§ WHAT YOU HAVE TO DO
Retype the data that follows line by line, exactly, and leave its pictures out.
::::
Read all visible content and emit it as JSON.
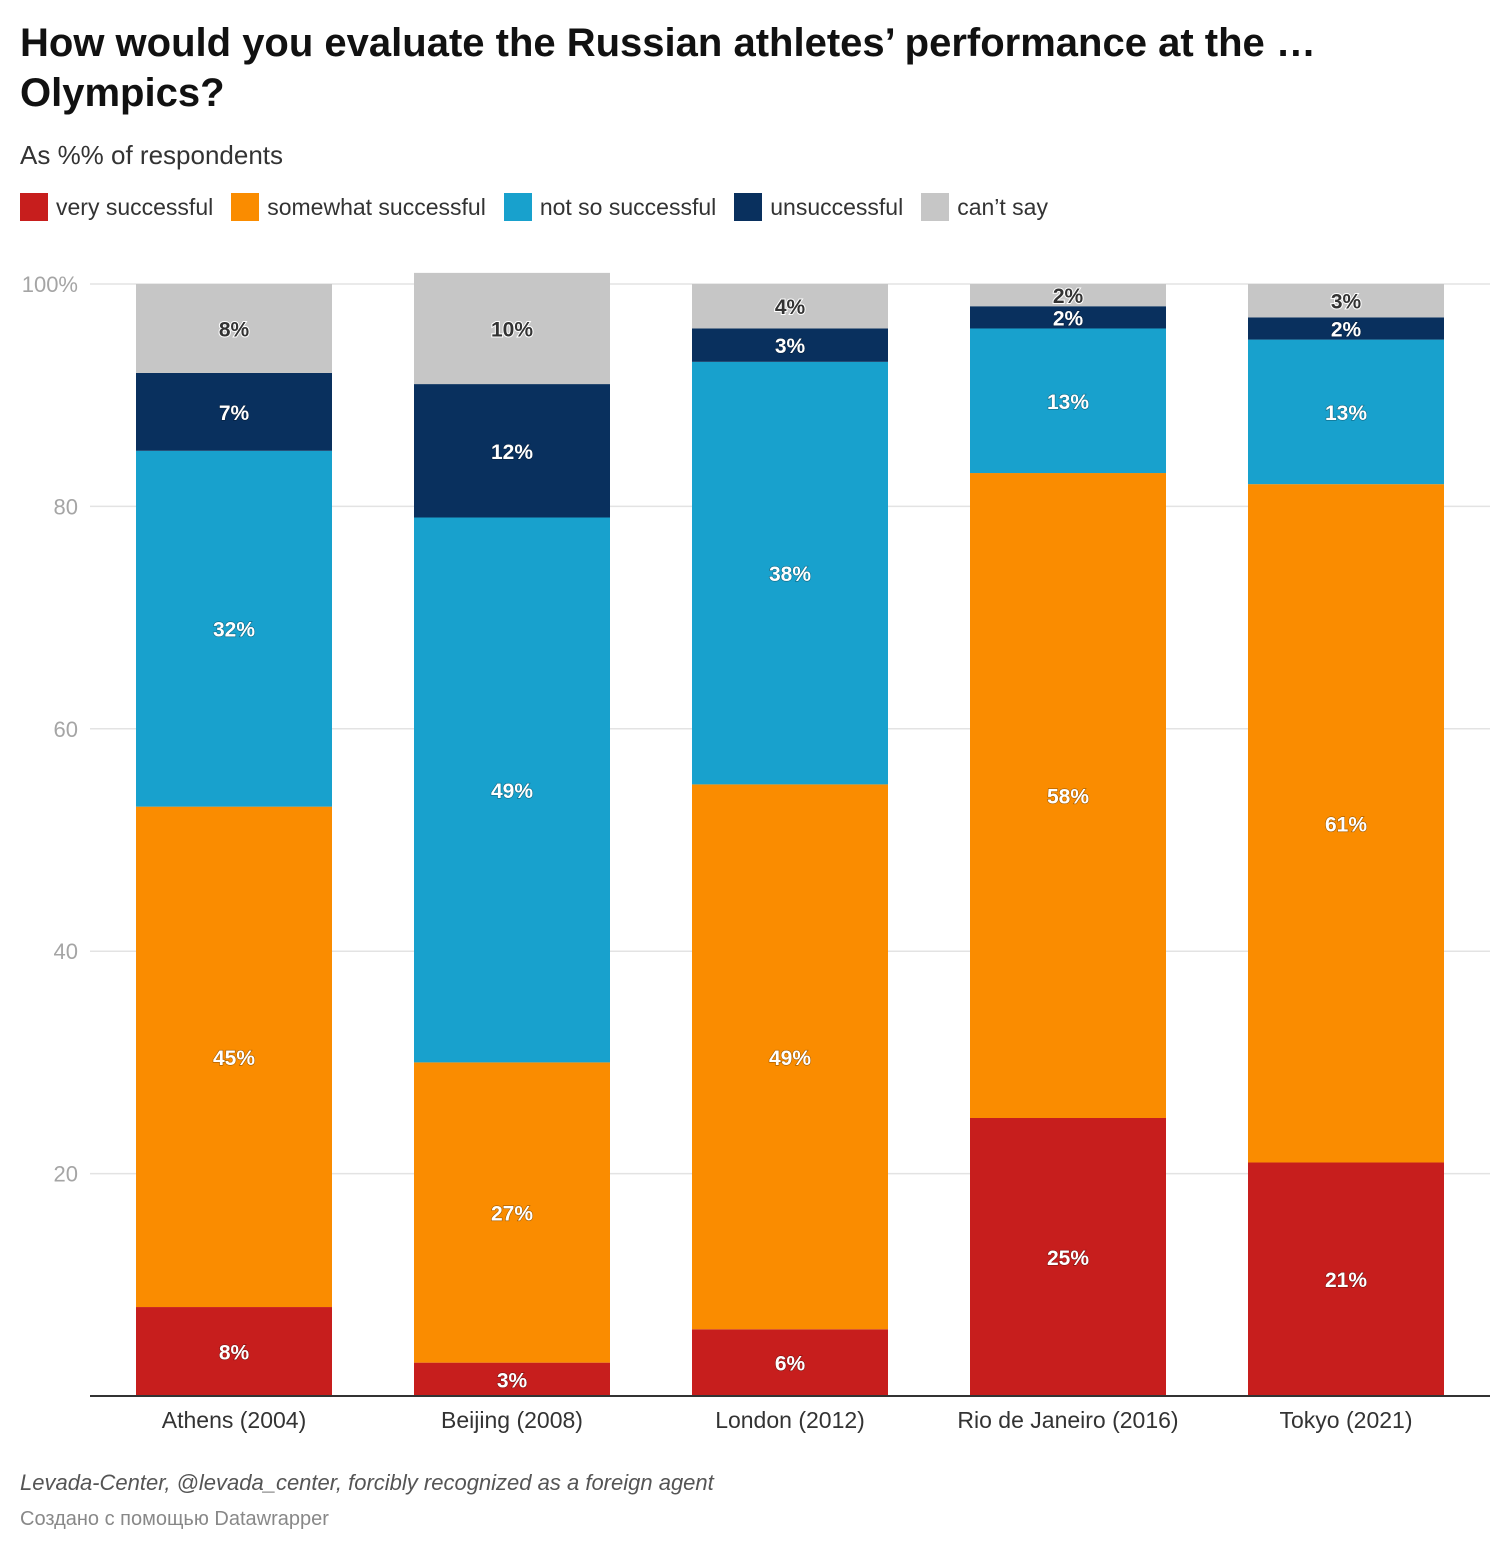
{
  "header": {
    "title": "How would you evaluate the Russian athletes’ performance at the … Olympics?",
    "subtitle": "As %% of respondents"
  },
  "footer": {
    "source": "Levada-Center, @levada_center, forcibly recognized as a foreign agent",
    "credit": "Создано с помощью Datawrapper"
  },
  "chart_data": {
    "type": "bar",
    "stacked": true,
    "title": "How would you evaluate the Russian athletes’ performance at the … Olympics?",
    "subtitle": "As %% of respondents",
    "categories": [
      "Athens (2004)",
      "Beijing (2008)",
      "London (2012)",
      "Rio de Janeiro (2016)",
      "Tokyo (2021)"
    ],
    "series": [
      {
        "name": "very successful",
        "color": "#c71e1d",
        "values": [
          8,
          3,
          6,
          25,
          21
        ],
        "labels": [
          "8%",
          "3%",
          "6%",
          "25%",
          "21%"
        ]
      },
      {
        "name": "somewhat successful",
        "color": "#fa8c00",
        "values": [
          45,
          27,
          49,
          58,
          61
        ],
        "labels": [
          "45%",
          "27%",
          "49%",
          "58%",
          "61%"
        ]
      },
      {
        "name": "not so successful",
        "color": "#18a1cd",
        "values": [
          32,
          49,
          38,
          13,
          13
        ],
        "labels": [
          "32%",
          "49%",
          "38%",
          "13%",
          "13%"
        ]
      },
      {
        "name": "unsuccessful",
        "color": "#09305e",
        "values": [
          7,
          12,
          3,
          2,
          2
        ],
        "labels": [
          "7%",
          "12%",
          "3%",
          "2%",
          "2%"
        ]
      },
      {
        "name": "can’t say",
        "color": "#c6c6c6",
        "values": [
          8,
          10,
          4,
          2,
          3
        ],
        "labels": [
          "8%",
          "10%",
          "4%",
          "2%",
          "3%"
        ]
      }
    ],
    "y_ticks": [
      {
        "value": 100,
        "label": "100%"
      },
      {
        "value": 80,
        "label": "80"
      },
      {
        "value": 60,
        "label": "60"
      },
      {
        "value": 40,
        "label": "40"
      },
      {
        "value": 20,
        "label": "20"
      }
    ],
    "ylim": [
      0,
      100
    ],
    "grid": true,
    "legend": "top-left"
  }
}
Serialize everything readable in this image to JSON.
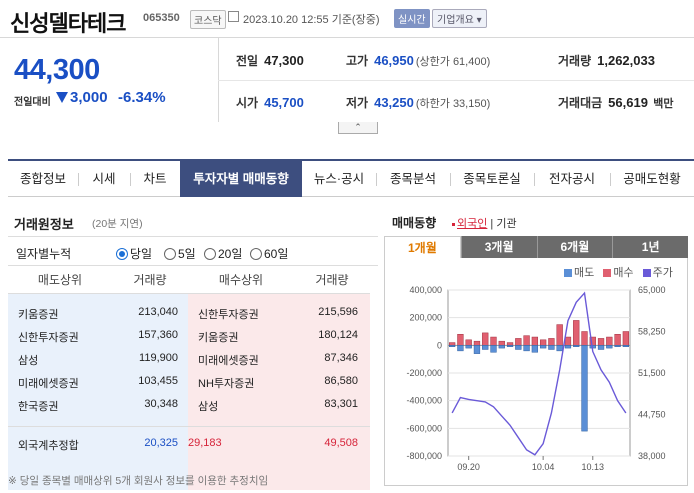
{
  "header": {
    "stock_name": "신성델타테크",
    "stock_code": "065350",
    "market": "코스닥",
    "datetime": "2023.10.20 12:55 기준(장중)",
    "live_badge": "실시간",
    "overview_label": "기업개요"
  },
  "price": {
    "current": "44,300",
    "change_label": "전일대비",
    "change_value": "3,000",
    "change_pct": "-6.34%"
  },
  "summary": {
    "prev_close_label": "전일",
    "prev_close": "47,300",
    "high_label": "고가",
    "high": "46,950",
    "upper_limit": "(상한가 61,400)",
    "volume_label": "거래량",
    "volume": "1,262,033",
    "open_label": "시가",
    "open": "45,700",
    "low_label": "저가",
    "low": "43,250",
    "lower_limit": "(하한가 33,150)",
    "amount_label": "거래대금",
    "amount": "56,619",
    "amount_unit": "백만"
  },
  "tabs": [
    {
      "label": "종합정보"
    },
    {
      "label": "시세"
    },
    {
      "label": "차트"
    },
    {
      "label": "투자자별 매매동향"
    },
    {
      "label": "뉴스·공시"
    },
    {
      "label": "종목분석"
    },
    {
      "label": "종목토론실"
    },
    {
      "label": "전자공시"
    },
    {
      "label": "공매도현황"
    }
  ],
  "broker": {
    "title": "거래원정보",
    "note": "(20분 지연)",
    "filter_label": "일자별누적",
    "options": [
      "당일",
      "5일",
      "20일",
      "60일"
    ],
    "selected": "당일",
    "col_sell": "매도상위",
    "col_sell_vol": "거래량",
    "col_buy": "매수상위",
    "col_buy_vol": "거래량",
    "rows": [
      {
        "sell": "키움증권",
        "sell_vol": "213,040",
        "buy": "신한투자증권",
        "buy_vol": "215,596"
      },
      {
        "sell": "신한투자증권",
        "sell_vol": "157,360",
        "buy": "키움증권",
        "buy_vol": "180,124"
      },
      {
        "sell": "삼성",
        "sell_vol": "119,900",
        "buy": "미래에셋증권",
        "buy_vol": "87,346"
      },
      {
        "sell": "미래에셋증권",
        "sell_vol": "103,455",
        "buy": "NH투자증권",
        "buy_vol": "86,580"
      },
      {
        "sell": "한국증권",
        "sell_vol": "30,348",
        "buy": "삼성",
        "buy_vol": "83,301"
      }
    ],
    "foreign_label": "외국계추정합",
    "foreign_sell": "20,325",
    "foreign_net": "29,183",
    "foreign_buy": "49,508",
    "footnote": "※ 당일 종목별 매매상위 5개 회원사 정보를 이용한 추정치임"
  },
  "trend": {
    "title": "매매동향",
    "filter_foreign": "외국인",
    "filter_inst": "기관",
    "periods": [
      "1개월",
      "3개월",
      "6개월",
      "1년"
    ],
    "selected_period": "1개월",
    "legend_sell": "매도",
    "legend_buy": "매수",
    "legend_price": "주가",
    "colors": {
      "sell": "#5b8fd6",
      "buy": "#e06070",
      "price": "#6a5ad8"
    }
  },
  "chart_data": {
    "type": "bar",
    "x_ticks": [
      "09.20",
      "10.04",
      "10.13"
    ],
    "y_left_ticks": [
      "400,000",
      "200,000",
      "0",
      "-200,000",
      "-400,000",
      "-600,000",
      "-800,000"
    ],
    "y_right_ticks": [
      "65,000",
      "58,250",
      "51,500",
      "44,750",
      "38,000"
    ],
    "ylim_left": [
      -800000,
      400000
    ],
    "ylim_right": [
      38000,
      65000
    ],
    "series": [
      {
        "name": "매도",
        "values": [
          -10000,
          -40000,
          -20000,
          -60000,
          -30000,
          -50000,
          -20000,
          -10000,
          -30000,
          -40000,
          -50000,
          -20000,
          -30000,
          -40000,
          -20000,
          -10000,
          -620000,
          -20000,
          -30000,
          -20000,
          -10000,
          -10000
        ]
      },
      {
        "name": "매수",
        "values": [
          20000,
          80000,
          40000,
          30000,
          90000,
          60000,
          30000,
          20000,
          50000,
          70000,
          60000,
          40000,
          50000,
          150000,
          60000,
          180000,
          100000,
          60000,
          50000,
          60000,
          80000,
          100000
        ]
      },
      {
        "name": "주가",
        "values": [
          45000,
          47500,
          47200,
          47000,
          46800,
          46000,
          44500,
          43000,
          41000,
          39000,
          38200,
          40000,
          45000,
          52000,
          60000,
          63000,
          64500,
          55000,
          52000,
          50000,
          47000,
          45000
        ]
      }
    ]
  }
}
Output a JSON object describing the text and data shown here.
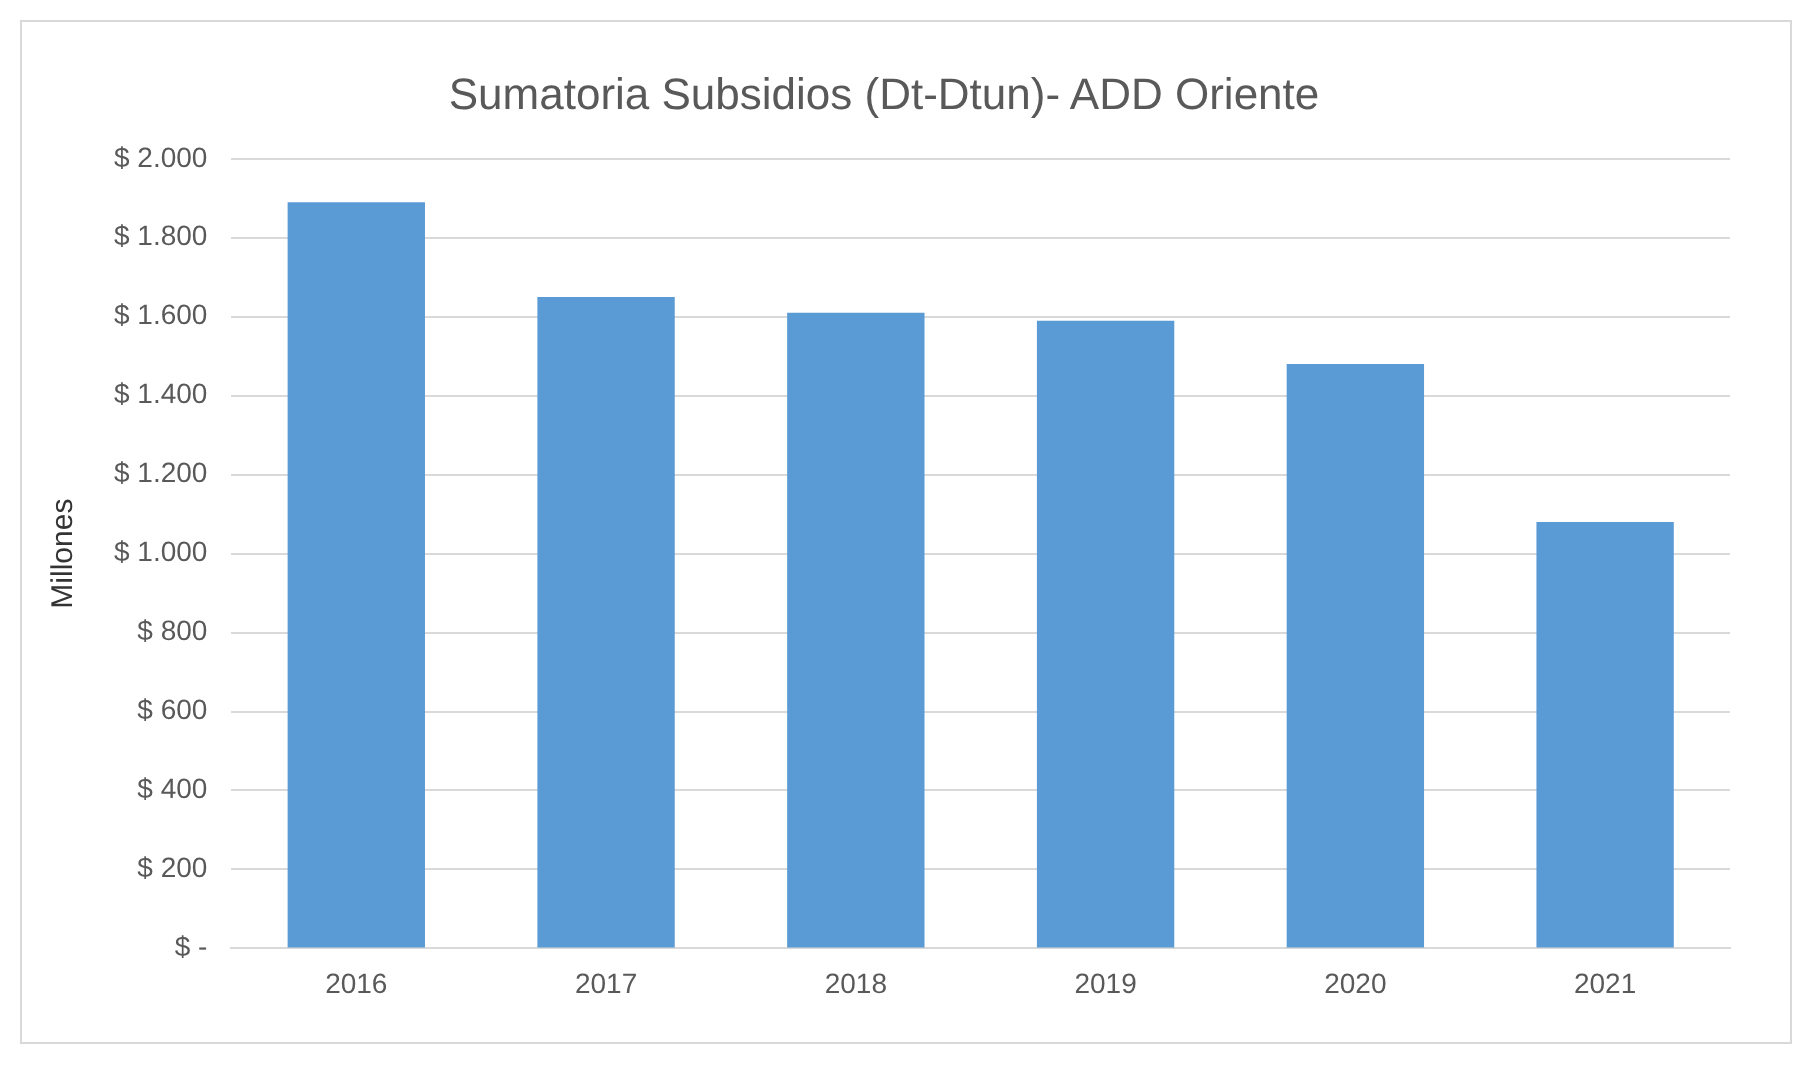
{
  "chart_data": {
    "type": "bar",
    "title": "Sumatoria Subsidios (Dt-Dtun)- ADD Oriente",
    "ylabel": "Millones",
    "categories": [
      "2016",
      "2017",
      "2018",
      "2019",
      "2020",
      "2021"
    ],
    "values": [
      1890,
      1650,
      1610,
      1590,
      1480,
      1080
    ],
    "color": "#5b9bd5",
    "ylim": [
      0,
      2000
    ],
    "yticks": [
      {
        "value": 0,
        "label": "$ -"
      },
      {
        "value": 200,
        "label": "$ 200"
      },
      {
        "value": 400,
        "label": "$ 400"
      },
      {
        "value": 600,
        "label": "$ 600"
      },
      {
        "value": 800,
        "label": "$ 800"
      },
      {
        "value": 1000,
        "label": "$ 1.000"
      },
      {
        "value": 1200,
        "label": "$ 1.200"
      },
      {
        "value": 1400,
        "label": "$ 1.400"
      },
      {
        "value": 1600,
        "label": "$ 1.600"
      },
      {
        "value": 1800,
        "label": "$ 1.800"
      },
      {
        "value": 2000,
        "label": "$ 2.000"
      }
    ],
    "grid": "y",
    "legend": false
  }
}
::::
§ ANSWER TO THIS EXERCISE
Read all visible content and emit it as JSON.
{
  "header": {
    "title": "How would you evaluate the Russian athletes’ performance at the … Olympics?",
    "subtitle": "As %% of respondents"
  },
  "footer": {
    "source": "Levada-Center, @levada_center, forcibly recognized as a foreign agent",
    "credit": "Создано с помощью Datawrapper"
  },
  "chart_data": {
    "type": "bar",
    "stacked": true,
    "title": "How would you evaluate the Russian athletes’ performance at the … Olympics?",
    "subtitle": "As %% of respondents",
    "categories": [
      "Athens (2004)",
      "Beijing (2008)",
      "London (2012)",
      "Rio de Janeiro (2016)",
      "Tokyo (2021)"
    ],
    "series": [
      {
        "name": "very successful",
        "color": "#c71e1d",
        "values": [
          8,
          3,
          6,
          25,
          21
        ],
        "labels": [
          "8%",
          "3%",
          "6%",
          "25%",
          "21%"
        ]
      },
      {
        "name": "somewhat successful",
        "color": "#fa8c00",
        "values": [
          45,
          27,
          49,
          58,
          61
        ],
        "labels": [
          "45%",
          "27%",
          "49%",
          "58%",
          "61%"
        ]
      },
      {
        "name": "not so successful",
        "color": "#18a1cd",
        "values": [
          32,
          49,
          38,
          13,
          13
        ],
        "labels": [
          "32%",
          "49%",
          "38%",
          "13%",
          "13%"
        ]
      },
      {
        "name": "unsuccessful",
        "color": "#09305e",
        "values": [
          7,
          12,
          3,
          2,
          2
        ],
        "labels": [
          "7%",
          "12%",
          "3%",
          "2%",
          "2%"
        ]
      },
      {
        "name": "can’t say",
        "color": "#c6c6c6",
        "values": [
          8,
          10,
          4,
          2,
          3
        ],
        "labels": [
          "8%",
          "10%",
          "4%",
          "2%",
          "3%"
        ]
      }
    ],
    "y_ticks": [
      {
        "value": 100,
        "label": "100%"
      },
      {
        "value": 80,
        "label": "80"
      },
      {
        "value": 60,
        "label": "60"
      },
      {
        "value": 40,
        "label": "40"
      },
      {
        "value": 20,
        "label": "20"
      }
    ],
    "ylim": [
      0,
      100
    ],
    "grid": true,
    "legend": "top-left"
  }
}
Serialize everything readable in this image to JSON.
{
  "header": {
    "stock_name": "신성델타테크",
    "stock_code": "065350",
    "market": "코스닥",
    "datetime": "2023.10.20 12:55 기준(장중)",
    "live_badge": "실시간",
    "overview_label": "기업개요"
  },
  "price": {
    "current": "44,300",
    "change_label": "전일대비",
    "change_value": "3,000",
    "change_pct": "-6.34%"
  },
  "summary": {
    "prev_close_label": "전일",
    "prev_close": "47,300",
    "high_label": "고가",
    "high": "46,950",
    "upper_limit": "(상한가 61,400)",
    "volume_label": "거래량",
    "volume": "1,262,033",
    "open_label": "시가",
    "open": "45,700",
    "low_label": "저가",
    "low": "43,250",
    "lower_limit": "(하한가 33,150)",
    "amount_label": "거래대금",
    "amount": "56,619",
    "amount_unit": "백만"
  },
  "tabs": [
    {
      "label": "종합정보"
    },
    {
      "label": "시세"
    },
    {
      "label": "차트"
    },
    {
      "label": "투자자별 매매동향"
    },
    {
      "label": "뉴스·공시"
    },
    {
      "label": "종목분석"
    },
    {
      "label": "종목토론실"
    },
    {
      "label": "전자공시"
    },
    {
      "label": "공매도현황"
    }
  ],
  "broker": {
    "title": "거래원정보",
    "note": "(20분 지연)",
    "filter_label": "일자별누적",
    "options": [
      "당일",
      "5일",
      "20일",
      "60일"
    ],
    "selected": "당일",
    "col_sell": "매도상위",
    "col_sell_vol": "거래량",
    "col_buy": "매수상위",
    "col_buy_vol": "거래량",
    "rows": [
      {
        "sell": "키움증권",
        "sell_vol": "213,040",
        "buy": "신한투자증권",
        "buy_vol": "215,596"
      },
      {
        "sell": "신한투자증권",
        "sell_vol": "157,360",
        "buy": "키움증권",
        "buy_vol": "180,124"
      },
      {
        "sell": "삼성",
        "sell_vol": "119,900",
        "buy": "미래에셋증권",
        "buy_vol": "87,346"
      },
      {
        "sell": "미래에셋증권",
        "sell_vol": "103,455",
        "buy": "NH투자증권",
        "buy_vol": "86,580"
      },
      {
        "sell": "한국증권",
        "sell_vol": "30,348",
        "buy": "삼성",
        "buy_vol": "83,301"
      }
    ],
    "foreign_label": "외국계추정합",
    "foreign_sell": "20,325",
    "foreign_net": "29,183",
    "foreign_buy": "49,508",
    "footnote": "※ 당일 종목별 매매상위 5개 회원사 정보를 이용한 추정치임"
  },
  "trend": {
    "title": "매매동향",
    "filter_foreign": "외국인",
    "filter_inst": "기관",
    "periods": [
      "1개월",
      "3개월",
      "6개월",
      "1년"
    ],
    "selected_period": "1개월",
    "legend_sell": "매도",
    "legend_buy": "매수",
    "legend_price": "주가",
    "colors": {
      "sell": "#5b8fd6",
      "buy": "#e06070",
      "price": "#6a5ad8"
    }
  },
  "chart_data": {
    "type": "bar",
    "x_ticks": [
      "09.20",
      "10.04",
      "10.13"
    ],
    "y_left_ticks": [
      "400,000",
      "200,000",
      "0",
      "-200,000",
      "-400,000",
      "-600,000",
      "-800,000"
    ],
    "y_right_ticks": [
      "65,000",
      "58,250",
      "51,500",
      "44,750",
      "38,000"
    ],
    "ylim_left": [
      -800000,
      400000
    ],
    "ylim_right": [
      38000,
      65000
    ],
    "series": [
      {
        "name": "매도",
        "values": [
          -10000,
          -40000,
          -20000,
          -60000,
          -30000,
          -50000,
          -20000,
          -10000,
          -30000,
          -40000,
          -50000,
          -20000,
          -30000,
          -40000,
          -20000,
          -10000,
          -620000,
          -20000,
          -30000,
          -20000,
          -10000,
          -10000
        ]
      },
      {
        "name": "매수",
        "values": [
          20000,
          80000,
          40000,
          30000,
          90000,
          60000,
          30000,
          20000,
          50000,
          70000,
          60000,
          40000,
          50000,
          150000,
          60000,
          180000,
          100000,
          60000,
          50000,
          60000,
          80000,
          100000
        ]
      },
      {
        "name": "주가",
        "values": [
          45000,
          47500,
          47200,
          47000,
          46800,
          46000,
          44500,
          43000,
          41000,
          39000,
          38200,
          40000,
          45000,
          52000,
          60000,
          63000,
          64500,
          55000,
          52000,
          50000,
          47000,
          45000
        ]
      }
    ]
  }
}
Output a JSON object describing the text and data shown here.
{
  "chart_data": {
    "type": "bar",
    "title": "Sumatoria Subsidios (Dt-Dtun)- ADD Oriente",
    "ylabel": "Millones",
    "categories": [
      "2016",
      "2017",
      "2018",
      "2019",
      "2020",
      "2021"
    ],
    "values": [
      1890,
      1650,
      1610,
      1590,
      1480,
      1080
    ],
    "color": "#5b9bd5",
    "ylim": [
      0,
      2000
    ],
    "yticks": [
      {
        "value": 0,
        "label": "$ -"
      },
      {
        "value": 200,
        "label": "$ 200"
      },
      {
        "value": 400,
        "label": "$ 400"
      },
      {
        "value": 600,
        "label": "$ 600"
      },
      {
        "value": 800,
        "label": "$ 800"
      },
      {
        "value": 1000,
        "label": "$ 1.000"
      },
      {
        "value": 1200,
        "label": "$ 1.200"
      },
      {
        "value": 1400,
        "label": "$ 1.400"
      },
      {
        "value": 1600,
        "label": "$ 1.600"
      },
      {
        "value": 1800,
        "label": "$ 1.800"
      },
      {
        "value": 2000,
        "label": "$ 2.000"
      }
    ],
    "grid": "y",
    "legend": false
  }
}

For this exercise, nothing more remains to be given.